═══ Material provided

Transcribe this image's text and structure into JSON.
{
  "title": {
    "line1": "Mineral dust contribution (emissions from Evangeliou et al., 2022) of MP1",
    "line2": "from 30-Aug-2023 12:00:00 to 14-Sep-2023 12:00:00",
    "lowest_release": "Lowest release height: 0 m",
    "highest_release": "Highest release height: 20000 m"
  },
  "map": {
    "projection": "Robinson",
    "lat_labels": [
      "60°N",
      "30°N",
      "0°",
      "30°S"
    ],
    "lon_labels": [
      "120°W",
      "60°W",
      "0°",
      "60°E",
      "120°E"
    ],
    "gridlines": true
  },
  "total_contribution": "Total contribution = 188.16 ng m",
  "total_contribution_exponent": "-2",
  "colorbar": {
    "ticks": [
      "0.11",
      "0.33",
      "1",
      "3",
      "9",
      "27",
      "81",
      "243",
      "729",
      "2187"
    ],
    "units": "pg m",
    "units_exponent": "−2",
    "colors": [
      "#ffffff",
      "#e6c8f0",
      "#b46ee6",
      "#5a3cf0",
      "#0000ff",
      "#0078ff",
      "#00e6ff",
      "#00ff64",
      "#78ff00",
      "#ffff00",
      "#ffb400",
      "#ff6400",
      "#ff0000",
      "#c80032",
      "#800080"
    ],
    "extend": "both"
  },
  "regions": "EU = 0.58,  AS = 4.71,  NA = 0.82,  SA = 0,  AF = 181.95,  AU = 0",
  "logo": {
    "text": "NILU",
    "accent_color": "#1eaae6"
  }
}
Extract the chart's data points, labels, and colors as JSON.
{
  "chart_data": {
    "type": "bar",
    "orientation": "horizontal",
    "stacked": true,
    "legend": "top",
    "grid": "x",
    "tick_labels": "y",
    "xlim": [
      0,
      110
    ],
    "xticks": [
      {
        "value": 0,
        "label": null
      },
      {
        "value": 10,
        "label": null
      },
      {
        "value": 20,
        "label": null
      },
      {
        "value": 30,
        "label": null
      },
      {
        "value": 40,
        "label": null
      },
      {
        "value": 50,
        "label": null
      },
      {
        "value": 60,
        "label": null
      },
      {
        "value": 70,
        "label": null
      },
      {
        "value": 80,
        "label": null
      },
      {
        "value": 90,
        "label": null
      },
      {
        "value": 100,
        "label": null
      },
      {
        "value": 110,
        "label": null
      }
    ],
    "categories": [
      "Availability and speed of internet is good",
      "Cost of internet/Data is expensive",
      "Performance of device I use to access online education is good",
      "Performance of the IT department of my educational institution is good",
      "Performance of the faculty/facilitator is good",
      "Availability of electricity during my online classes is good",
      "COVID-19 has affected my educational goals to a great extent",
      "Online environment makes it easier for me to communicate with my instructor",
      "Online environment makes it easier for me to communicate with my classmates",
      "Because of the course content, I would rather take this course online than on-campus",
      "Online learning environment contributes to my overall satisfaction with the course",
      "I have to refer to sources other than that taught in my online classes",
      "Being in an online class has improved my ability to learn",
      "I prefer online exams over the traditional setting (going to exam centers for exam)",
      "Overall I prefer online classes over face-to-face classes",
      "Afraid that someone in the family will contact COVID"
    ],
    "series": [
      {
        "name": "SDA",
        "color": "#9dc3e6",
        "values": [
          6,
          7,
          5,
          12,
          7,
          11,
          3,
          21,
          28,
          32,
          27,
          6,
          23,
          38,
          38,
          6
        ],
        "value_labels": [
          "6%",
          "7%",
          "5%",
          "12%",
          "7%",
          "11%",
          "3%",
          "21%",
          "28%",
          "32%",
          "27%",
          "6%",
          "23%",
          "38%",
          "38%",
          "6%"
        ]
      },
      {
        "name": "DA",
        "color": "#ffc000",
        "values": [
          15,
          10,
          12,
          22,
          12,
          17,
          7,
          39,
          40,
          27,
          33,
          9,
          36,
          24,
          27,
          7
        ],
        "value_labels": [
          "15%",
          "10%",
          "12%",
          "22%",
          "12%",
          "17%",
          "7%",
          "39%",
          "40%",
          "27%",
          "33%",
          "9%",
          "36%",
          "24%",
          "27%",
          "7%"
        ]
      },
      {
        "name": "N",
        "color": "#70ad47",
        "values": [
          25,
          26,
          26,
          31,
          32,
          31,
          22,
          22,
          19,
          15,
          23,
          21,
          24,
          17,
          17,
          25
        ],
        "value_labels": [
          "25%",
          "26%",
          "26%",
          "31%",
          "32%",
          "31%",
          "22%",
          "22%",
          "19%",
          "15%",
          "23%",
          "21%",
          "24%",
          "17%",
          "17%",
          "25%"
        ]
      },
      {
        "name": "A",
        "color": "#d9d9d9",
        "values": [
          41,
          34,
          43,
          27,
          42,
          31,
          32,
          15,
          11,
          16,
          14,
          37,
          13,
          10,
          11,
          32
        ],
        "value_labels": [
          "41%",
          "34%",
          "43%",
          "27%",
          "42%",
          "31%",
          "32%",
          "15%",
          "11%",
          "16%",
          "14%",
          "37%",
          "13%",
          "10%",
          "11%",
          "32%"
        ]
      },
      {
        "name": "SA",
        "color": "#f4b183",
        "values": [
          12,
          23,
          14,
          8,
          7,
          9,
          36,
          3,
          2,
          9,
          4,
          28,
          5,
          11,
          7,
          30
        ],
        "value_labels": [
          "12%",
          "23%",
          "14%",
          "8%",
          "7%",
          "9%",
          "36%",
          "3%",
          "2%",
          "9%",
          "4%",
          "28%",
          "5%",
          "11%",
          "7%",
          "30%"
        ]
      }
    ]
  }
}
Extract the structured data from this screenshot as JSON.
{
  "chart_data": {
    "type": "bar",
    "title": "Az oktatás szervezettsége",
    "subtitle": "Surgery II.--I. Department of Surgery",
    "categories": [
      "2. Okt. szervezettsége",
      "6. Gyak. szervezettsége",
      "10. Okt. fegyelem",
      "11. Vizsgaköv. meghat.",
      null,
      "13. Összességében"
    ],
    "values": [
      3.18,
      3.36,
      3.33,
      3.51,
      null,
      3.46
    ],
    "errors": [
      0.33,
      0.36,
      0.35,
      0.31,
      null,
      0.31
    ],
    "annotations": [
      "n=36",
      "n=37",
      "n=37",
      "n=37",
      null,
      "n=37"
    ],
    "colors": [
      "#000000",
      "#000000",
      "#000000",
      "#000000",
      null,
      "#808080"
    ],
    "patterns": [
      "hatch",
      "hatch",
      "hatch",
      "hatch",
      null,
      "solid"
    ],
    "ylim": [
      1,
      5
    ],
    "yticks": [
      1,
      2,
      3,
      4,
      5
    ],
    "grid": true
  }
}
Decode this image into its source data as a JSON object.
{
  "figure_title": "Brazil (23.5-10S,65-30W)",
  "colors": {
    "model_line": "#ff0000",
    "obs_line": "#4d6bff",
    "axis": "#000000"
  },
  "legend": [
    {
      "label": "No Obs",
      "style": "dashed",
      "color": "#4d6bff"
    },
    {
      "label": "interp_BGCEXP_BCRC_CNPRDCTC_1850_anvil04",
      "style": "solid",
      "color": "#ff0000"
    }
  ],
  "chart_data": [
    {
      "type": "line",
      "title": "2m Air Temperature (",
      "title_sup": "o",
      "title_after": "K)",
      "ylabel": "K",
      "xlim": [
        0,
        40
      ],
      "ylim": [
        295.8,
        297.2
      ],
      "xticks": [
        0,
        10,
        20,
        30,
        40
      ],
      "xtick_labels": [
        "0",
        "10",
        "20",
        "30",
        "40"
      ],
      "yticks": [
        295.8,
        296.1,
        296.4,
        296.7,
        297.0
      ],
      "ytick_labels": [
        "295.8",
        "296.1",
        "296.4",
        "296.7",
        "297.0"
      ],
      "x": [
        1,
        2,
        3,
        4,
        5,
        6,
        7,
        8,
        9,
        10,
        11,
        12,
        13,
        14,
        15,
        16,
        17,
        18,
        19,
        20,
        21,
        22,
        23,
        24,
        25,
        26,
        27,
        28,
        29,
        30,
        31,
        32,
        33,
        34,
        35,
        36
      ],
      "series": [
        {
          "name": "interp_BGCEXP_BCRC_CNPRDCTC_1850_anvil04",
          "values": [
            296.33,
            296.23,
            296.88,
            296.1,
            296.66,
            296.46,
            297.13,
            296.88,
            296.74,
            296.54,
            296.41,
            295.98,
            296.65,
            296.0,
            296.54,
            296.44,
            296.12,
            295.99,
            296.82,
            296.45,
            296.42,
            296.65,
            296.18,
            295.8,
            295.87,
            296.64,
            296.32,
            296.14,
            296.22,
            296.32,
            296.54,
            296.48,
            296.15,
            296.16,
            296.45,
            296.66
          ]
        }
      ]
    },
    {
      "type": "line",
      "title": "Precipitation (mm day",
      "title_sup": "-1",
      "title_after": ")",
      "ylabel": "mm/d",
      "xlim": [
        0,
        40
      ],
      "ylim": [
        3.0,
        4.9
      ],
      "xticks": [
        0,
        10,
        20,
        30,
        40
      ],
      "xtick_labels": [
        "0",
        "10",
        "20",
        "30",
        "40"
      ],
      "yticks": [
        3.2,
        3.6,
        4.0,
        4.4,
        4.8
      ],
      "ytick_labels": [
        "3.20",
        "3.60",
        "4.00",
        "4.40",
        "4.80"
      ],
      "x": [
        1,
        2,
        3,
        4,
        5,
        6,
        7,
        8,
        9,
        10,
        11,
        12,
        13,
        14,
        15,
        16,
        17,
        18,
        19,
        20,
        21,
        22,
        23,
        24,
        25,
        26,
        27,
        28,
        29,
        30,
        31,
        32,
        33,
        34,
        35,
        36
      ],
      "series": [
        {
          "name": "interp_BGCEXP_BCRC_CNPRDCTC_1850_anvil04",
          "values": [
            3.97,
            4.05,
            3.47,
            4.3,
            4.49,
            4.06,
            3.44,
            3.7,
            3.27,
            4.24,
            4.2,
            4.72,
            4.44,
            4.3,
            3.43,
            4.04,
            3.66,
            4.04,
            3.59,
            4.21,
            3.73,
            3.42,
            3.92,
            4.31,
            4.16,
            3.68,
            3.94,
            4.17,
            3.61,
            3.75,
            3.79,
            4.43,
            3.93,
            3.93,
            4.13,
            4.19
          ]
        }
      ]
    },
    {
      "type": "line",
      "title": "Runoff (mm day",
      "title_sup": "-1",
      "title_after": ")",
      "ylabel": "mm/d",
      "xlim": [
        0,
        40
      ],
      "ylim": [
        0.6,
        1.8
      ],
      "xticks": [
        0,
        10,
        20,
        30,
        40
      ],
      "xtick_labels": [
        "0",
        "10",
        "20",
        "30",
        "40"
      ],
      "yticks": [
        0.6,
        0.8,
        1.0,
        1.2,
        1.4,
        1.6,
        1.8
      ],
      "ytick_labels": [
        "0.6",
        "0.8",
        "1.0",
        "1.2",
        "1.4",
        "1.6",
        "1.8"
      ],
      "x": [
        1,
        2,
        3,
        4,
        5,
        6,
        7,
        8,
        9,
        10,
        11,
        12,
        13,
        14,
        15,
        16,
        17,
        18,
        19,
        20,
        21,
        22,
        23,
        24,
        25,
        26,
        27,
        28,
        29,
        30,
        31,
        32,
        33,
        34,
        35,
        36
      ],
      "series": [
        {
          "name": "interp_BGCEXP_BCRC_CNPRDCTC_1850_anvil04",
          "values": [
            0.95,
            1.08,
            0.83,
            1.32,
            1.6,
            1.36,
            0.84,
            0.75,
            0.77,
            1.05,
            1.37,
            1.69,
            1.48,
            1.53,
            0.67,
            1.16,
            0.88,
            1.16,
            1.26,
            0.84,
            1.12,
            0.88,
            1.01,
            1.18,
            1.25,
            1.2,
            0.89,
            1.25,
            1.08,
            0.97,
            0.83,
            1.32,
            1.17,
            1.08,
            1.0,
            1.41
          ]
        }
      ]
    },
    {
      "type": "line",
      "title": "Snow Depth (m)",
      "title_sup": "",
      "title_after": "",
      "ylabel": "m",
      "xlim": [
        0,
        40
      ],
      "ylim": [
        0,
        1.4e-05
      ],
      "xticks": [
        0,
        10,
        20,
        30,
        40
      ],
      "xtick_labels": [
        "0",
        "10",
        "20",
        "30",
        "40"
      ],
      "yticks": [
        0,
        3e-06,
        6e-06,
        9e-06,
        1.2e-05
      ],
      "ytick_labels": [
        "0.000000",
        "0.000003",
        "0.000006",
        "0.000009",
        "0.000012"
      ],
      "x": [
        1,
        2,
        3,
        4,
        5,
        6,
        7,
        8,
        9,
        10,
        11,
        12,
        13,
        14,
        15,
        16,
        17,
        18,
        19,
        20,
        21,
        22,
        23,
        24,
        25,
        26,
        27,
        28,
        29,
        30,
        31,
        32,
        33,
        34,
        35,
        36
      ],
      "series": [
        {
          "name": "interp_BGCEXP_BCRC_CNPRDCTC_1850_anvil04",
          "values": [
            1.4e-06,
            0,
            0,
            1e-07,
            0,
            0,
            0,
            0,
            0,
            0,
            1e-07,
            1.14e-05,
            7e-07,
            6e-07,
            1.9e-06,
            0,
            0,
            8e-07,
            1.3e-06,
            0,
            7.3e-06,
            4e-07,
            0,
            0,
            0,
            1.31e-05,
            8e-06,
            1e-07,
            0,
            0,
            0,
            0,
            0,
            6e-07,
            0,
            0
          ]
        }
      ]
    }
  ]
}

══════

- _Goal of the exercise_: In the entries above, find each line with the word "course" and show it.

- _Solution for this problem_:
      "Because of the course content, I would rather take this course online than on-campus",
      "Online learning environment contributes to my overall satisfaction with the course",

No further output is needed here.